# Set problem
All of the lines below are to be transcribed faithfully, with pictures excluded from the copy.
--
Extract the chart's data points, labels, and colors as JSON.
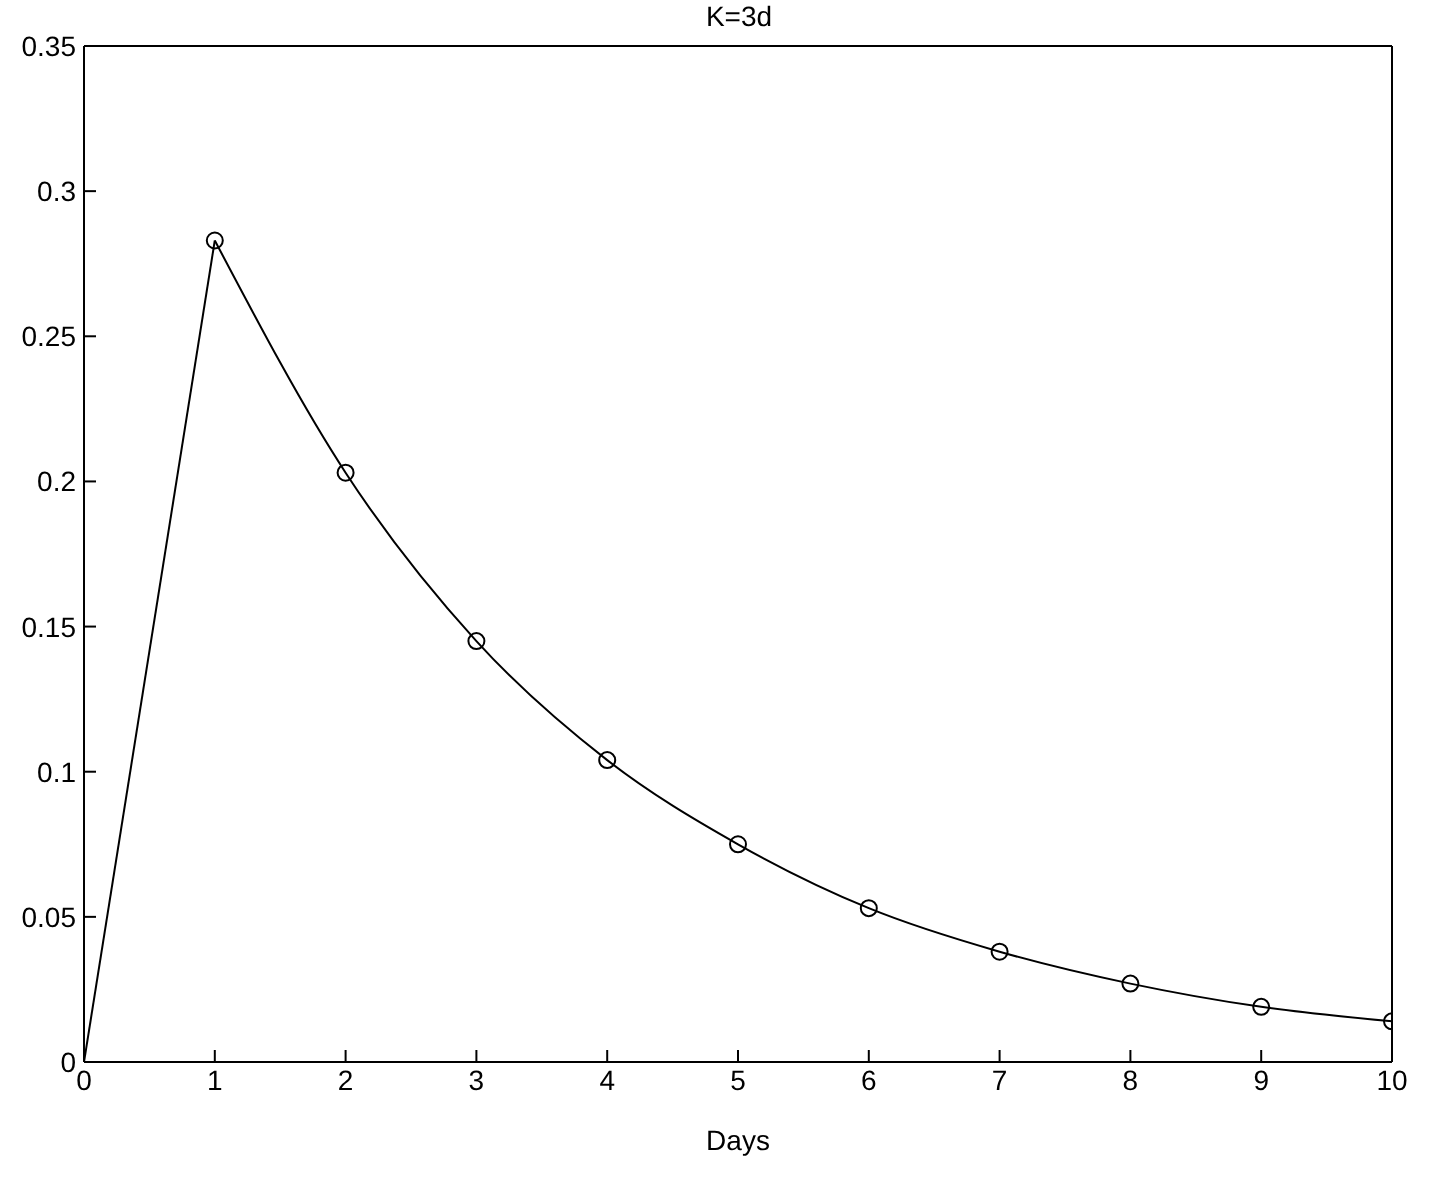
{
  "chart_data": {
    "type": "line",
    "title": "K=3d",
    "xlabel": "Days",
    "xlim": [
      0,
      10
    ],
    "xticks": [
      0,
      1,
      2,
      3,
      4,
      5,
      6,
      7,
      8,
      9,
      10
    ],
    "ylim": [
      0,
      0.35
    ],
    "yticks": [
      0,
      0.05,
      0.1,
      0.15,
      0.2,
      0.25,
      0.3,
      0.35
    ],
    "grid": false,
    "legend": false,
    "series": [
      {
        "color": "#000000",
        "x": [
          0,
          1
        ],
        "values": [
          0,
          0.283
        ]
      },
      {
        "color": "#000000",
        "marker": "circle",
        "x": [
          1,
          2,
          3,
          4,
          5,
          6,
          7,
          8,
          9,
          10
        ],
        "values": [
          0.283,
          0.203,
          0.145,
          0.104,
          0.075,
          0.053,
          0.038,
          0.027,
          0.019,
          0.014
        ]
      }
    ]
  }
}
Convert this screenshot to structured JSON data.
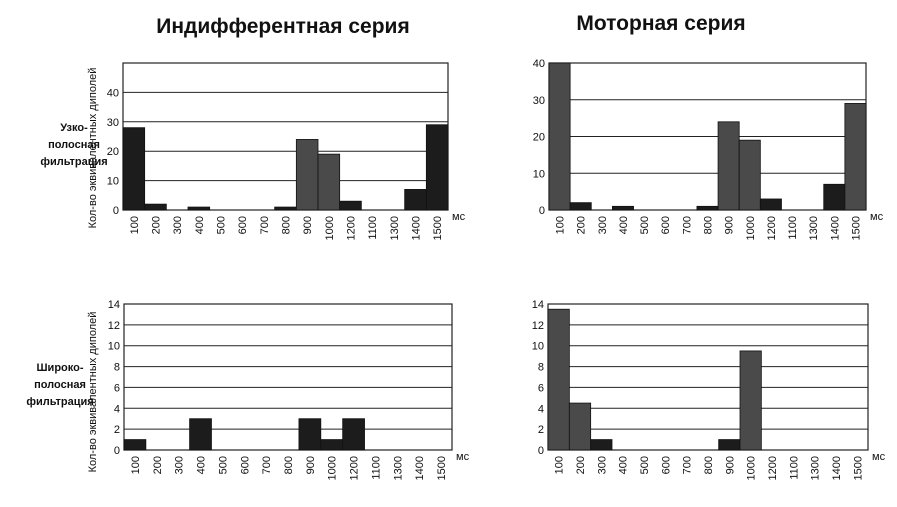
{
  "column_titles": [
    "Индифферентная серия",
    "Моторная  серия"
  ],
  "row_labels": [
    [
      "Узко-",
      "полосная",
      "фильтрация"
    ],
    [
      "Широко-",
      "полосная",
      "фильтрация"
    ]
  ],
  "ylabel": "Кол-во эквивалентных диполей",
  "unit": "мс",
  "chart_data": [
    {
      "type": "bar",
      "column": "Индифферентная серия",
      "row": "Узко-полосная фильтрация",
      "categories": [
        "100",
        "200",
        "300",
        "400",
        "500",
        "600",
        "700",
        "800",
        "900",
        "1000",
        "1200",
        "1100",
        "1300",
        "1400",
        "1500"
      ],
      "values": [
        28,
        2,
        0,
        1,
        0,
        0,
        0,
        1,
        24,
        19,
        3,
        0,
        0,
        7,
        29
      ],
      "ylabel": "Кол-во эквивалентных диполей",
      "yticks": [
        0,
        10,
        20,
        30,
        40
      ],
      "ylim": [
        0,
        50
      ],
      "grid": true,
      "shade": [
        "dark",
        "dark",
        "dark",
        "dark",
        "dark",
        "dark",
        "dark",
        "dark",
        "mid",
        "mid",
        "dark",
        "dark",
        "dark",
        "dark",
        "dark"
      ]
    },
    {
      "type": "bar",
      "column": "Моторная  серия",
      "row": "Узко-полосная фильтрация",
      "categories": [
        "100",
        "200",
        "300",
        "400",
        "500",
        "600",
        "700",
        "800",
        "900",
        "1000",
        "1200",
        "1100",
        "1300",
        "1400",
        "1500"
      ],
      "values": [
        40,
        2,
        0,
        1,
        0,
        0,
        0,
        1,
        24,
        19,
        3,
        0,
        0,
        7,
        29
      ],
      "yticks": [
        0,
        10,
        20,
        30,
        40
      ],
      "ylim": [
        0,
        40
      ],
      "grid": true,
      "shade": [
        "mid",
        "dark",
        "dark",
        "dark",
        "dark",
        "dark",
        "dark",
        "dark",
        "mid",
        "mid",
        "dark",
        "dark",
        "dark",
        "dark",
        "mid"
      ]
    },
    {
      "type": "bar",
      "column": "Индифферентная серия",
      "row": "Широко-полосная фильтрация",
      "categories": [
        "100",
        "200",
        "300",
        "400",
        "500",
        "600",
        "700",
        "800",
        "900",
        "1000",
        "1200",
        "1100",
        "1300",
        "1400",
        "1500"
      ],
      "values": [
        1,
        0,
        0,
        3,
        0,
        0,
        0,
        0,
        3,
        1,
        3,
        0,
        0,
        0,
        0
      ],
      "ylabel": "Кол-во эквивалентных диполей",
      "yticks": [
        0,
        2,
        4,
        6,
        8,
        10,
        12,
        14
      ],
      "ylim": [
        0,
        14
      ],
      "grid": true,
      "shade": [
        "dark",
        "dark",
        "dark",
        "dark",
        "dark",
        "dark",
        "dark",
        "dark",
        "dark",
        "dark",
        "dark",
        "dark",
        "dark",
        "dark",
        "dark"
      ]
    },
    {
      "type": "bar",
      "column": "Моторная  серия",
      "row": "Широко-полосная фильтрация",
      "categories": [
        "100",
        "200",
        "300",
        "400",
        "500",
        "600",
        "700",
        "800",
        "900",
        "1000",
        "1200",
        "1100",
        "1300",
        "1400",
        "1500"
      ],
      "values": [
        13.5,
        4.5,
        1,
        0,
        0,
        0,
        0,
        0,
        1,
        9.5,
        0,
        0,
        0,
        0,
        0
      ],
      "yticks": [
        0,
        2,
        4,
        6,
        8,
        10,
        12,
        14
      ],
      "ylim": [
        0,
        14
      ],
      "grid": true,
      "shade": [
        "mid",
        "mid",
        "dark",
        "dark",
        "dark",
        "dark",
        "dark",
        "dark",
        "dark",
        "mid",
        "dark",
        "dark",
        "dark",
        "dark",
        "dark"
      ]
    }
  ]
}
--
# Exercise response
Extract the chart's data points, labels, and colors as JSON.
{
  "chart_data": {
    "type": "line",
    "title": "K=3d",
    "xlabel": "Days",
    "xlim": [
      0,
      10
    ],
    "xticks": [
      0,
      1,
      2,
      3,
      4,
      5,
      6,
      7,
      8,
      9,
      10
    ],
    "ylim": [
      0,
      0.35
    ],
    "yticks": [
      0,
      0.05,
      0.1,
      0.15,
      0.2,
      0.25,
      0.3,
      0.35
    ],
    "grid": false,
    "legend": false,
    "series": [
      {
        "color": "#000000",
        "x": [
          0,
          1
        ],
        "values": [
          0,
          0.283
        ]
      },
      {
        "color": "#000000",
        "marker": "circle",
        "x": [
          1,
          2,
          3,
          4,
          5,
          6,
          7,
          8,
          9,
          10
        ],
        "values": [
          0.283,
          0.203,
          0.145,
          0.104,
          0.075,
          0.053,
          0.038,
          0.027,
          0.019,
          0.014
        ]
      }
    ]
  }
}
Convert this screenshot to structured JSON data.
{
  "column_titles": [
    "Индифферентная серия",
    "Моторная  серия"
  ],
  "row_labels": [
    [
      "Узко-",
      "полосная",
      "фильтрация"
    ],
    [
      "Широко-",
      "полосная",
      "фильтрация"
    ]
  ],
  "ylabel": "Кол-во эквивалентных диполей",
  "unit": "мс",
  "chart_data": [
    {
      "type": "bar",
      "column": "Индифферентная серия",
      "row": "Узко-полосная фильтрация",
      "categories": [
        "100",
        "200",
        "300",
        "400",
        "500",
        "600",
        "700",
        "800",
        "900",
        "1000",
        "1200",
        "1100",
        "1300",
        "1400",
        "1500"
      ],
      "values": [
        28,
        2,
        0,
        1,
        0,
        0,
        0,
        1,
        24,
        19,
        3,
        0,
        0,
        7,
        29
      ],
      "ylabel": "Кол-во эквивалентных диполей",
      "yticks": [
        0,
        10,
        20,
        30,
        40
      ],
      "ylim": [
        0,
        50
      ],
      "grid": true,
      "shade": [
        "dark",
        "dark",
        "dark",
        "dark",
        "dark",
        "dark",
        "dark",
        "dark",
        "mid",
        "mid",
        "dark",
        "dark",
        "dark",
        "dark",
        "dark"
      ]
    },
    {
      "type": "bar",
      "column": "Моторная  серия",
      "row": "Узко-полосная фильтрация",
      "categories": [
        "100",
        "200",
        "300",
        "400",
        "500",
        "600",
        "700",
        "800",
        "900",
        "1000",
        "1200",
        "1100",
        "1300",
        "1400",
        "1500"
      ],
      "values": [
        40,
        2,
        0,
        1,
        0,
        0,
        0,
        1,
        24,
        19,
        3,
        0,
        0,
        7,
        29
      ],
      "yticks": [
        0,
        10,
        20,
        30,
        40
      ],
      "ylim": [
        0,
        40
      ],
      "grid": true,
      "shade": [
        "mid",
        "dark",
        "dark",
        "dark",
        "dark",
        "dark",
        "dark",
        "dark",
        "mid",
        "mid",
        "dark",
        "dark",
        "dark",
        "dark",
        "mid"
      ]
    },
    {
      "type": "bar",
      "column": "Индифферентная серия",
      "row": "Широко-полосная фильтрация",
      "categories": [
        "100",
        "200",
        "300",
        "400",
        "500",
        "600",
        "700",
        "800",
        "900",
        "1000",
        "1200",
        "1100",
        "1300",
        "1400",
        "1500"
      ],
      "values": [
        1,
        0,
        0,
        3,
        0,
        0,
        0,
        0,
        3,
        1,
        3,
        0,
        0,
        0,
        0
      ],
      "ylabel": "Кол-во эквивалентных диполей",
      "yticks": [
        0,
        2,
        4,
        6,
        8,
        10,
        12,
        14
      ],
      "ylim": [
        0,
        14
      ],
      "grid": true,
      "shade": [
        "dark",
        "dark",
        "dark",
        "dark",
        "dark",
        "dark",
        "dark",
        "dark",
        "dark",
        "dark",
        "dark",
        "dark",
        "dark",
        "dark",
        "dark"
      ]
    },
    {
      "type": "bar",
      "column": "Моторная  серия",
      "row": "Широко-полосная фильтрация",
      "categories": [
        "100",
        "200",
        "300",
        "400",
        "500",
        "600",
        "700",
        "800",
        "900",
        "1000",
        "1200",
        "1100",
        "1300",
        "1400",
        "1500"
      ],
      "values": [
        13.5,
        4.5,
        1,
        0,
        0,
        0,
        0,
        0,
        1,
        9.5,
        0,
        0,
        0,
        0,
        0
      ],
      "yticks": [
        0,
        2,
        4,
        6,
        8,
        10,
        12,
        14
      ],
      "ylim": [
        0,
        14
      ],
      "grid": true,
      "shade": [
        "mid",
        "mid",
        "dark",
        "dark",
        "dark",
        "dark",
        "dark",
        "dark",
        "dark",
        "mid",
        "dark",
        "dark",
        "dark",
        "dark",
        "dark"
      ]
    }
  ]
}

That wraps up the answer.